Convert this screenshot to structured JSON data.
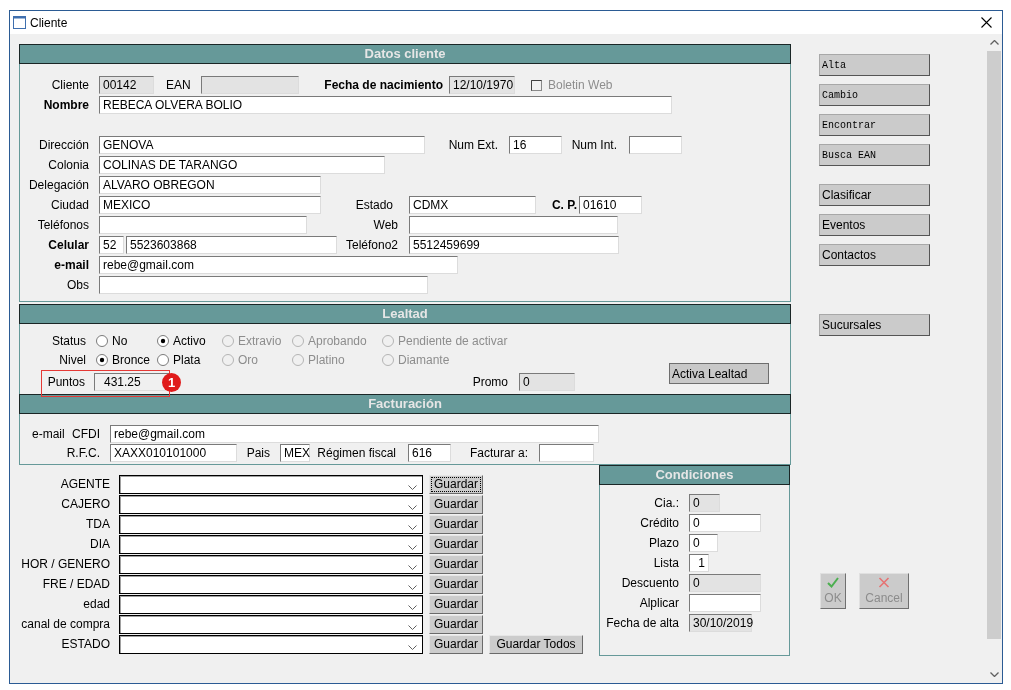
{
  "window": {
    "title": "Cliente"
  },
  "datos_cliente": {
    "title": "Datos cliente",
    "cliente": {
      "label": "Cliente",
      "value": "00142",
      "readonly": true
    },
    "ean": {
      "label": "EAN",
      "readonly": true
    },
    "fecha_nacimiento": {
      "label": "Fecha de nacimiento",
      "value": "12/10/1970",
      "readonly": true
    },
    "boletin_web": {
      "label": "Boletin Web",
      "checked": false,
      "disabled": true
    },
    "nombre": {
      "label": "Nombre",
      "value": "REBECA OLVERA BOLIO"
    },
    "direccion": {
      "label": "Dirección",
      "value": "GENOVA"
    },
    "num_ext": {
      "label": "Num Ext.",
      "value": "16"
    },
    "num_int": {
      "label": "Num Int."
    },
    "colonia": {
      "label": "Colonia",
      "value": "COLINAS DE TARANGO"
    },
    "delegacion": {
      "label": "Delegación",
      "value": "ALVARO OBREGON"
    },
    "ciudad": {
      "label": "Ciudad",
      "value": "MEXICO"
    },
    "estado": {
      "label": "Estado",
      "value": "CDMX"
    },
    "cp": {
      "label": "C. P.",
      "value": "01610"
    },
    "telefonos": {
      "label": "Teléfonos"
    },
    "web": {
      "label": "Web"
    },
    "celular": {
      "label": "Celular",
      "lada": "52",
      "value": "5523603868"
    },
    "telefono2": {
      "label": "Teléfono2",
      "value": "5512459699"
    },
    "email": {
      "label": "e-mail",
      "value": "rebe@gmail.com"
    },
    "obs": {
      "label": "Obs"
    }
  },
  "lealtad": {
    "title": "Lealtad",
    "status": {
      "label": "Status",
      "options": [
        {
          "label": "No",
          "selected": false,
          "disabled": false
        },
        {
          "label": "Activo",
          "selected": true,
          "disabled": false
        },
        {
          "label": "Extravio",
          "selected": false,
          "disabled": true
        },
        {
          "label": "Aprobando",
          "selected": false,
          "disabled": true
        },
        {
          "label": "Pendiente de activar",
          "selected": false,
          "disabled": true
        }
      ]
    },
    "nivel": {
      "label": "Nivel",
      "options": [
        {
          "label": "Bronce",
          "selected": true,
          "disabled": false
        },
        {
          "label": "Plata",
          "selected": false,
          "disabled": false
        },
        {
          "label": "Oro",
          "selected": false,
          "disabled": true
        },
        {
          "label": "Platino",
          "selected": false,
          "disabled": true
        },
        {
          "label": "Diamante",
          "selected": false,
          "disabled": true
        }
      ]
    },
    "puntos": {
      "label": "Puntos",
      "value": "431.25",
      "disabled": true,
      "callout": "1"
    },
    "promo": {
      "label": "Promo",
      "value": "0",
      "readonly": true
    },
    "activa_button": {
      "label": "Activa Lealtad"
    }
  },
  "facturacion": {
    "title": "Facturación",
    "email_cfdi": {
      "label": "e-mail CFDI",
      "value": "rebe@gmail.com"
    },
    "rfc": {
      "label": "R.F.C.",
      "value": "XAXX010101000"
    },
    "pais": {
      "label": "Pais",
      "value": "MEX"
    },
    "regimen_fiscal": {
      "label": "Régimen fiscal",
      "value": "616"
    },
    "facturar_a": {
      "label": "Facturar a:"
    }
  },
  "clasificacion": {
    "rows": [
      {
        "label": "AGENTE",
        "button": "Guardar",
        "focused": true
      },
      {
        "label": "CAJERO",
        "button": "Guardar",
        "focused": false
      },
      {
        "label": "TDA",
        "button": "Guardar",
        "focused": false
      },
      {
        "label": "DIA",
        "button": "Guardar",
        "focused": false
      },
      {
        "label": "HOR / GENERO",
        "button": "Guardar",
        "focused": false
      },
      {
        "label": "FRE / EDAD",
        "button": "Guardar",
        "focused": false
      },
      {
        "label": "edad",
        "button": "Guardar",
        "focused": false
      },
      {
        "label": "canal de compra",
        "button": "Guardar",
        "focused": false
      },
      {
        "label": "ESTADO",
        "button": "Guardar",
        "focused": false
      }
    ],
    "save_all_button": "Guardar Todos"
  },
  "condiciones": {
    "title": "Condiciones",
    "fields": [
      {
        "label": "Cia.:",
        "value": "0",
        "readonly": true
      },
      {
        "label": "Crédito",
        "value": "0",
        "readonly": false
      },
      {
        "label": "Plazo",
        "value": "0",
        "readonly": false
      },
      {
        "label": "Lista",
        "value": "1",
        "readonly": false
      },
      {
        "label": "Descuento",
        "value": "0",
        "readonly": true
      },
      {
        "label": "Alplicar",
        "readonly": false
      },
      {
        "label": "Fecha de alta",
        "value": "30/10/2019",
        "readonly": true
      }
    ]
  },
  "side_button_groups": [
    {
      "buttons": [
        {
          "label": "Alta",
          "kind": "terminal"
        },
        {
          "label": "Cambio",
          "kind": "terminal"
        },
        {
          "label": "Encontrar",
          "kind": "terminal"
        },
        {
          "label": "Busca EAN",
          "kind": "terminal"
        }
      ]
    },
    {
      "buttons": [
        {
          "label": "Clasificar",
          "kind": "standard"
        },
        {
          "label": "Eventos",
          "kind": "standard"
        },
        {
          "label": "Contactos",
          "kind": "standard"
        }
      ]
    },
    {
      "buttons": [
        {
          "label": "Sucursales",
          "kind": "standard"
        }
      ]
    }
  ],
  "dialog_buttons": [
    {
      "label": "OK",
      "kind": "ok",
      "disabled": true
    },
    {
      "label": "Cancel",
      "kind": "cancel",
      "disabled": true
    }
  ]
}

========================================

PROBLEM REQUIREMENTS
Copy each line in full and exactly, omitting any picture.

THE RESULT
Convert this screenshot to structured JSON data.
{
  "window": {
    "title": "Cliente"
  },
  "datos_cliente": {
    "title": "Datos cliente",
    "cliente": {
      "label": "Cliente",
      "value": "00142",
      "readonly": true
    },
    "ean": {
      "label": "EAN",
      "readonly": true
    },
    "fecha_nacimiento": {
      "label": "Fecha de nacimiento",
      "value": "12/10/1970",
      "readonly": true
    },
    "boletin_web": {
      "label": "Boletin Web",
      "checked": false,
      "disabled": true
    },
    "nombre": {
      "label": "Nombre",
      "value": "REBECA OLVERA BOLIO"
    },
    "direccion": {
      "label": "Dirección",
      "value": "GENOVA"
    },
    "num_ext": {
      "label": "Num Ext.",
      "value": "16"
    },
    "num_int": {
      "label": "Num Int."
    },
    "colonia": {
      "label": "Colonia",
      "value": "COLINAS DE TARANGO"
    },
    "delegacion": {
      "label": "Delegación",
      "value": "ALVARO OBREGON"
    },
    "ciudad": {
      "label": "Ciudad",
      "value": "MEXICO"
    },
    "estado": {
      "label": "Estado",
      "value": "CDMX"
    },
    "cp": {
      "label": "C. P.",
      "value": "01610"
    },
    "telefonos": {
      "label": "Teléfonos"
    },
    "web": {
      "label": "Web"
    },
    "celular": {
      "label": "Celular",
      "lada": "52",
      "value": "5523603868"
    },
    "telefono2": {
      "label": "Teléfono2",
      "value": "5512459699"
    },
    "email": {
      "label": "e-mail",
      "value": "rebe@gmail.com"
    },
    "obs": {
      "label": "Obs"
    }
  },
  "lealtad": {
    "title": "Lealtad",
    "status": {
      "label": "Status",
      "options": [
        {
          "label": "No",
          "selected": false,
          "disabled": false
        },
        {
          "label": "Activo",
          "selected": true,
          "disabled": false
        },
        {
          "label": "Extravio",
          "selected": false,
          "disabled": true
        },
        {
          "label": "Aprobando",
          "selected": false,
          "disabled": true
        },
        {
          "label": "Pendiente de activar",
          "selected": false,
          "disabled": true
        }
      ]
    },
    "nivel": {
      "label": "Nivel",
      "options": [
        {
          "label": "Bronce",
          "selected": true,
          "disabled": false
        },
        {
          "label": "Plata",
          "selected": false,
          "disabled": false
        },
        {
          "label": "Oro",
          "selected": false,
          "disabled": true
        },
        {
          "label": "Platino",
          "selected": false,
          "disabled": true
        },
        {
          "label": "Diamante",
          "selected": false,
          "disabled": true
        }
      ]
    },
    "puntos": {
      "label": "Puntos",
      "value": "431.25",
      "disabled": true,
      "callout": "1"
    },
    "promo": {
      "label": "Promo",
      "value": "0",
      "readonly": true
    },
    "activa_button": {
      "label": "Activa Lealtad"
    }
  },
  "facturacion": {
    "title": "Facturación",
    "email_cfdi": {
      "label": "e-mail CFDI",
      "value": "rebe@gmail.com"
    },
    "rfc": {
      "label": "R.F.C.",
      "value": "XAXX010101000"
    },
    "pais": {
      "label": "Pais",
      "value": "MEX"
    },
    "regimen_fiscal": {
      "label": "Régimen fiscal",
      "value": "616"
    },
    "facturar_a": {
      "label": "Facturar a:"
    }
  },
  "clasificacion": {
    "rows": [
      {
        "label": "AGENTE",
        "button": "Guardar",
        "focused": true
      },
      {
        "label": "CAJERO",
        "button": "Guardar",
        "focused": false
      },
      {
        "label": "TDA",
        "button": "Guardar",
        "focused": false
      },
      {
        "label": "DIA",
        "button": "Guardar",
        "focused": false
      },
      {
        "label": "HOR / GENERO",
        "button": "Guardar",
        "focused": false
      },
      {
        "label": "FRE / EDAD",
        "button": "Guardar",
        "focused": false
      },
      {
        "label": "edad",
        "button": "Guardar",
        "focused": false
      },
      {
        "label": "canal de compra",
        "button": "Guardar",
        "focused": false
      },
      {
        "label": "ESTADO",
        "button": "Guardar",
        "focused": false
      }
    ],
    "save_all_button": "Guardar Todos"
  },
  "condiciones": {
    "title": "Condiciones",
    "fields": [
      {
        "label": "Cia.:",
        "value": "0",
        "readonly": true
      },
      {
        "label": "Crédito",
        "value": "0",
        "readonly": false
      },
      {
        "label": "Plazo",
        "value": "0",
        "readonly": false
      },
      {
        "label": "Lista",
        "value": "1",
        "readonly": false
      },
      {
        "label": "Descuento",
        "value": "0",
        "readonly": true
      },
      {
        "label": "Alplicar",
        "readonly": false
      },
      {
        "label": "Fecha de alta",
        "value": "30/10/2019",
        "readonly": true
      }
    ]
  },
  "side_button_groups": [
    {
      "buttons": [
        {
          "label": "Alta",
          "kind": "terminal"
        },
        {
          "label": "Cambio",
          "kind": "terminal"
        },
        {
          "label": "Encontrar",
          "kind": "terminal"
        },
        {
          "label": "Busca EAN",
          "kind": "terminal"
        }
      ]
    },
    {
      "buttons": [
        {
          "label": "Clasificar",
          "kind": "standard"
        },
        {
          "label": "Eventos",
          "kind": "standard"
        },
        {
          "label": "Contactos",
          "kind": "standard"
        }
      ]
    },
    {
      "buttons": [
        {
          "label": "Sucursales",
          "kind": "standard"
        }
      ]
    }
  ],
  "dialog_buttons": [
    {
      "label": "OK",
      "kind": "ok",
      "disabled": true
    },
    {
      "label": "Cancel",
      "kind": "cancel",
      "disabled": true
    }
  ]
}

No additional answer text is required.